● Rows:

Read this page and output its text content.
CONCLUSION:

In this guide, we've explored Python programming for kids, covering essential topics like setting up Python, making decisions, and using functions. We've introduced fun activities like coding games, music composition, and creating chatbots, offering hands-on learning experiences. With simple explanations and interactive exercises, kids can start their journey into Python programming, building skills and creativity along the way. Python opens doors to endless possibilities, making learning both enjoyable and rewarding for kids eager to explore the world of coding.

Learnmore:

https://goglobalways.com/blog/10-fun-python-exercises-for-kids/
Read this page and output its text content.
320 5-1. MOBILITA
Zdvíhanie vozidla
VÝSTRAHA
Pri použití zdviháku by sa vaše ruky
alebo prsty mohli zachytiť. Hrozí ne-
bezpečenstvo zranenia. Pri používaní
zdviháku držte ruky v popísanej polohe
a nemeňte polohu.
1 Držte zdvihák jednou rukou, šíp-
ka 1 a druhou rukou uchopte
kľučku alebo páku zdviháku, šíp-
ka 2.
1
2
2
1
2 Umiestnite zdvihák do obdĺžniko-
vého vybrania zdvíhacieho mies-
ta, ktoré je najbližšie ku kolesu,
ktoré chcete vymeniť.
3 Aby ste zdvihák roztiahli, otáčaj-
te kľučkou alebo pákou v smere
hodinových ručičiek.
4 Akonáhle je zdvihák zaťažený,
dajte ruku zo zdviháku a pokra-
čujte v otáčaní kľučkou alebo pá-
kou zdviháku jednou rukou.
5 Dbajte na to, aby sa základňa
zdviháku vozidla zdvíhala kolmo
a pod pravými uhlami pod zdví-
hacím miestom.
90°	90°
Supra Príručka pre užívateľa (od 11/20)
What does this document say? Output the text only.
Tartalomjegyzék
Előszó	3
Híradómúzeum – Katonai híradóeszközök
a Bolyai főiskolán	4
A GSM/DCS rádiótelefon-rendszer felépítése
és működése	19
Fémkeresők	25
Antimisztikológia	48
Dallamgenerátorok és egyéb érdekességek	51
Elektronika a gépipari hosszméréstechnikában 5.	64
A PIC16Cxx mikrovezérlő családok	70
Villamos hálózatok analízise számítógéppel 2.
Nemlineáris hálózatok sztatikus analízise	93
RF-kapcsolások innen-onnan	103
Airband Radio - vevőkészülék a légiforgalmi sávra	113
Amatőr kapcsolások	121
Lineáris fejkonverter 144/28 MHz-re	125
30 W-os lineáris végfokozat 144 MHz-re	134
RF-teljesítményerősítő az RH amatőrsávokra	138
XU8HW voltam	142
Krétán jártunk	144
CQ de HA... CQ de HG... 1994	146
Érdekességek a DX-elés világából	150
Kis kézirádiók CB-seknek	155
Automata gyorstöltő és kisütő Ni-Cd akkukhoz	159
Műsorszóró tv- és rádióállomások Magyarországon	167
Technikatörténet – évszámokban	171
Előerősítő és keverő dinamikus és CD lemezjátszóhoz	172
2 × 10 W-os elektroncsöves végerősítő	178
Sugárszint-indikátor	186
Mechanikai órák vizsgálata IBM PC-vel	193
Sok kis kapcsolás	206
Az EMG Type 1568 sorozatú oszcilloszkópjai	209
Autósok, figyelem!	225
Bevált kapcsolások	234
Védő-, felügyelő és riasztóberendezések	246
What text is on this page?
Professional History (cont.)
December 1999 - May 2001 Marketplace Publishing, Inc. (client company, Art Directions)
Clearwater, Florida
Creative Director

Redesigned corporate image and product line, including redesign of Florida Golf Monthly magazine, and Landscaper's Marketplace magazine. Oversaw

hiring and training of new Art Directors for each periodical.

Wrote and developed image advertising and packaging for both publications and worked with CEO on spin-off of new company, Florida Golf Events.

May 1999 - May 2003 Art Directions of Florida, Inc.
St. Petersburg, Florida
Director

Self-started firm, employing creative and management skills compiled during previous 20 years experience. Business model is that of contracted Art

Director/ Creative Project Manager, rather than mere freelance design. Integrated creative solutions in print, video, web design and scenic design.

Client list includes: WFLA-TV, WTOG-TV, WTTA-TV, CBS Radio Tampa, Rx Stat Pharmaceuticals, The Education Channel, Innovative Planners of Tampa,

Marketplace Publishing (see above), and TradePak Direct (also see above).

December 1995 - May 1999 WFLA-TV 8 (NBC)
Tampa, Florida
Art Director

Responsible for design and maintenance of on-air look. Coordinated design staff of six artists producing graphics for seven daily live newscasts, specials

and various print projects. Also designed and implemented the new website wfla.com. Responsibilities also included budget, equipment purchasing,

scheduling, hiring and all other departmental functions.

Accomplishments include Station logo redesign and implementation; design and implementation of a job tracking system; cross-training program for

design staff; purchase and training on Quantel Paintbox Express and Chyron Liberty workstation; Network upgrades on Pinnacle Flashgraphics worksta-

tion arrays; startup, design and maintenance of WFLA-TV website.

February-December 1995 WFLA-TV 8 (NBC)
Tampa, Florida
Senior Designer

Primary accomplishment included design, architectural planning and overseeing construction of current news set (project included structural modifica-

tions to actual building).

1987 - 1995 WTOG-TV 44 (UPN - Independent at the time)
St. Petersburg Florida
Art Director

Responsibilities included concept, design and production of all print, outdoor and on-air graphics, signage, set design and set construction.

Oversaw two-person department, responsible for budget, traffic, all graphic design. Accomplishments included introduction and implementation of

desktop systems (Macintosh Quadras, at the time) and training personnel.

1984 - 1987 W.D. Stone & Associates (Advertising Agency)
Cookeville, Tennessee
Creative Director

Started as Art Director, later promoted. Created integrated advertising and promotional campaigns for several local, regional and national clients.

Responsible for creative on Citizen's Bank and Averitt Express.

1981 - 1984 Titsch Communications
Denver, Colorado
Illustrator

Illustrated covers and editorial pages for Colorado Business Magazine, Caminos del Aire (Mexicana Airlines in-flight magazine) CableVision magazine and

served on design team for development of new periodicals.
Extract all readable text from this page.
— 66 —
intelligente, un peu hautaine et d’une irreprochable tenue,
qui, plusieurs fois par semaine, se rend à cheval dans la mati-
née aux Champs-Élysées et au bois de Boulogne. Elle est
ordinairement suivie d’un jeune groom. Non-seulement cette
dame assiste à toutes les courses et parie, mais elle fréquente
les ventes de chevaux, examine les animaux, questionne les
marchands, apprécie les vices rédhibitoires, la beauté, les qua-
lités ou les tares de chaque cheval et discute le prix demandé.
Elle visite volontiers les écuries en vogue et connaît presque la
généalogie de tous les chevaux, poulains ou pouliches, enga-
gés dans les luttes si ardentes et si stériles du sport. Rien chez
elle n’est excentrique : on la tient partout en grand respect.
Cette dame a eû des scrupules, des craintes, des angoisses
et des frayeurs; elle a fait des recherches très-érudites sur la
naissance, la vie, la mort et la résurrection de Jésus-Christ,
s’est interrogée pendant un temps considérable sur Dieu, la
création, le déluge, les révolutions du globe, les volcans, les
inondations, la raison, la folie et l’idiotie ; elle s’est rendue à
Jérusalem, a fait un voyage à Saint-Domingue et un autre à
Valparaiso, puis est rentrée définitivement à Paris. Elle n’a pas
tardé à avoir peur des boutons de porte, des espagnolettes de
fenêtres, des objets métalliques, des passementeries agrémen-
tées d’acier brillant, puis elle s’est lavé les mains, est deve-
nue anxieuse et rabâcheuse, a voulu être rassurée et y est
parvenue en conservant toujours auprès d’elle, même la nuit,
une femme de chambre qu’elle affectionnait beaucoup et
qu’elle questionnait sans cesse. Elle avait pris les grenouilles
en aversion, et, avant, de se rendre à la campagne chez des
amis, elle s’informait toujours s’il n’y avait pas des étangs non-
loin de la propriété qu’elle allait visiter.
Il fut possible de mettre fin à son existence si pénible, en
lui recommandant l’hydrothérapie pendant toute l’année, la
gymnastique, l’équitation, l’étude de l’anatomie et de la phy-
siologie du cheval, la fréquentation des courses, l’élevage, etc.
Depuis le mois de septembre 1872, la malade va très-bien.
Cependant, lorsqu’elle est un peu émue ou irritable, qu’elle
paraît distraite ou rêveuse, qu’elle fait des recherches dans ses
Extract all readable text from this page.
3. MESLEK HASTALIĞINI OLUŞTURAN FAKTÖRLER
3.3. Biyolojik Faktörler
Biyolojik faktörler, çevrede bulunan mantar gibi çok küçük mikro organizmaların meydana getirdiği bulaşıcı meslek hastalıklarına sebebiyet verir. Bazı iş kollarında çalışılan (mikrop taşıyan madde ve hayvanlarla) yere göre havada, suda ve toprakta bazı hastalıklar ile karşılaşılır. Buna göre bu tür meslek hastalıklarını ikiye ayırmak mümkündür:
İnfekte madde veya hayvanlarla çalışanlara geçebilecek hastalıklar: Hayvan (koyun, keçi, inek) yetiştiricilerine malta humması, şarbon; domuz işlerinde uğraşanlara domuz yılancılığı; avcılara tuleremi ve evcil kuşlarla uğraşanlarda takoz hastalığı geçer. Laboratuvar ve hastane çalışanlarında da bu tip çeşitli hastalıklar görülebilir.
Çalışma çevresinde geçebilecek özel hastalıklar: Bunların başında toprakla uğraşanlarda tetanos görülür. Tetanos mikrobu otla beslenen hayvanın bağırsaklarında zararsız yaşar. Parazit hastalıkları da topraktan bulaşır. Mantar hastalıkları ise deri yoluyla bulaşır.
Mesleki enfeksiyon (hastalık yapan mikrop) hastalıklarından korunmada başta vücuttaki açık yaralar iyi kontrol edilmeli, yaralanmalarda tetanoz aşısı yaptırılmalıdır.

● Objective: Search the data above for the word "time", then gather each line in which it appears.

● Expected output:
1987 - 1995 WTOG-TV 44 (UPN - Independent at the time)
desktop systems (Macintosh Quadras, at the time) and training personnel.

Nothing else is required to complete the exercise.